● Task objective
Copy the items below word for word, beginning with the line that contains "Bar <box>224 324 248 338</box>" and continuing through the line that contains "Bar <box>353 136 362 149</box>".
++++ Supplied material
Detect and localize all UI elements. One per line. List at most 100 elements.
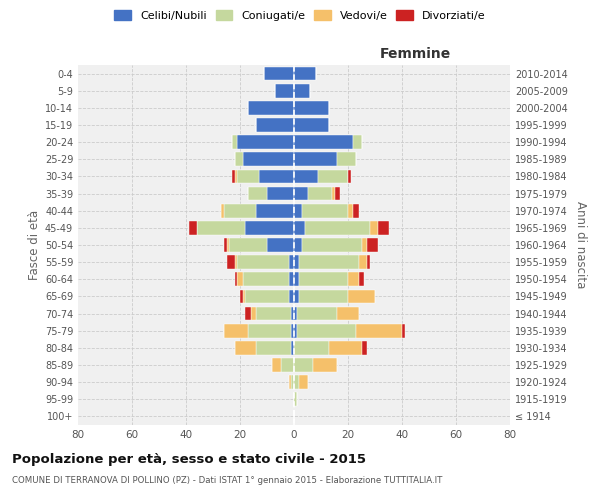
Bar <box>224 324 248 338</box>
Bar <box>299 290 348 304</box>
Bar <box>256 204 294 218</box>
Bar <box>235 152 242 166</box>
Bar <box>242 152 294 166</box>
Bar <box>272 358 281 372</box>
Bar <box>243 272 289 286</box>
Bar <box>332 186 335 200</box>
Bar <box>294 341 329 354</box>
Bar <box>256 341 292 354</box>
Bar <box>188 221 197 234</box>
Bar <box>197 221 245 234</box>
Bar <box>267 238 294 252</box>
Bar <box>294 256 299 269</box>
Bar <box>348 290 375 304</box>
Bar <box>292 306 294 320</box>
Bar <box>238 256 289 269</box>
Bar <box>294 136 353 149</box>
Bar <box>361 238 367 252</box>
Bar <box>367 238 378 252</box>
Bar <box>292 341 294 354</box>
Bar <box>235 256 238 269</box>
Bar <box>224 204 256 218</box>
Bar <box>248 324 292 338</box>
Bar <box>251 306 256 320</box>
Bar <box>245 306 251 320</box>
Y-axis label: Fasce di età: Fasce di età <box>28 210 41 280</box>
Bar <box>294 101 329 114</box>
Bar <box>353 136 362 149</box>
Bar <box>232 170 235 183</box>
Bar <box>378 221 389 234</box>
Bar <box>294 358 313 372</box>
Bar <box>275 84 294 98</box>
Bar <box>235 272 238 286</box>
Bar <box>348 170 350 183</box>
Bar <box>305 221 370 234</box>
Bar <box>224 238 227 252</box>
Bar <box>296 306 337 320</box>
Bar <box>245 290 289 304</box>
Bar <box>294 186 308 200</box>
Bar <box>294 152 337 166</box>
Bar <box>319 170 348 183</box>
Bar <box>348 204 353 218</box>
Bar <box>353 204 359 218</box>
Bar <box>294 66 316 80</box>
Bar <box>289 290 294 304</box>
Bar <box>294 306 296 320</box>
Bar <box>299 256 359 269</box>
Bar <box>296 324 356 338</box>
Bar <box>267 186 294 200</box>
Bar <box>238 272 242 286</box>
Bar <box>227 238 229 252</box>
Bar <box>242 290 245 304</box>
Bar <box>313 358 337 372</box>
Bar <box>337 152 356 166</box>
Bar <box>265 66 294 80</box>
Bar <box>294 84 310 98</box>
Legend: Celibi/Nubili, Coniugati/e, Vedovi/e, Divorziati/e: Celibi/Nubili, Coniugati/e, Vedovi/e, Di… <box>112 8 488 24</box>
Bar <box>370 221 378 234</box>
Bar <box>245 221 294 234</box>
Bar <box>294 118 329 132</box>
Text: COMUNE DI TERRANOVA DI POLLINO (PZ) - Dati ISTAT 1° gennaio 2015 - Elaborazione : COMUNE DI TERRANOVA DI POLLINO (PZ) - Da… <box>12 476 442 485</box>
Bar <box>256 306 292 320</box>
Bar <box>289 272 294 286</box>
Bar <box>367 256 370 269</box>
Bar <box>294 272 299 286</box>
Bar <box>329 341 361 354</box>
Bar <box>240 290 242 304</box>
Bar <box>281 358 294 372</box>
Y-axis label: Anni di nascita: Anni di nascita <box>574 202 587 288</box>
Bar <box>221 204 224 218</box>
Text: Popolazione per età, sesso e stato civile - 2015: Popolazione per età, sesso e stato civil… <box>12 452 366 466</box>
Bar <box>359 256 367 269</box>
Bar <box>294 324 296 338</box>
Bar <box>356 324 402 338</box>
Bar <box>289 256 294 269</box>
Bar <box>299 376 308 389</box>
Bar <box>361 341 367 354</box>
Bar <box>294 290 299 304</box>
Bar <box>308 186 332 200</box>
Bar <box>337 306 359 320</box>
Bar <box>348 272 359 286</box>
Bar <box>248 186 267 200</box>
Bar <box>248 101 294 114</box>
Bar <box>256 118 294 132</box>
Bar <box>335 186 340 200</box>
Bar <box>294 392 296 406</box>
Bar <box>299 272 348 286</box>
Bar <box>289 376 292 389</box>
Bar <box>235 170 238 183</box>
Bar <box>259 170 294 183</box>
Bar <box>294 238 302 252</box>
Bar <box>232 136 238 149</box>
Bar <box>235 341 256 354</box>
Bar <box>238 136 294 149</box>
Bar <box>292 324 294 338</box>
Bar <box>294 204 302 218</box>
Text: Femmine: Femmine <box>379 48 451 62</box>
Bar <box>302 204 348 218</box>
Bar <box>302 238 362 252</box>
++++++++
● Solution
Bar <box>224 324 248 338</box>
Bar <box>299 290 348 304</box>
Bar <box>256 204 294 218</box>
Bar <box>235 152 242 166</box>
Bar <box>242 152 294 166</box>
Bar <box>272 358 281 372</box>
Bar <box>243 272 289 286</box>
Bar <box>332 186 335 200</box>
Bar <box>294 341 329 354</box>
Bar <box>256 341 292 354</box>
Bar <box>188 221 197 234</box>
Bar <box>197 221 245 234</box>
Bar <box>267 238 294 252</box>
Bar <box>294 256 299 269</box>
Bar <box>348 290 375 304</box>
Bar <box>292 306 294 320</box>
Bar <box>238 256 289 269</box>
Bar <box>294 136 353 149</box>
Bar <box>361 238 367 252</box>
Bar <box>367 238 378 252</box>
Bar <box>292 341 294 354</box>
Bar <box>235 256 238 269</box>
Bar <box>224 204 256 218</box>
Bar <box>248 324 292 338</box>
Bar <box>251 306 256 320</box>
Bar <box>245 306 251 320</box>
Y-axis label: Fasce di età: Fasce di età <box>28 210 41 280</box>
Bar <box>294 101 329 114</box>
Bar <box>353 136 362 149</box>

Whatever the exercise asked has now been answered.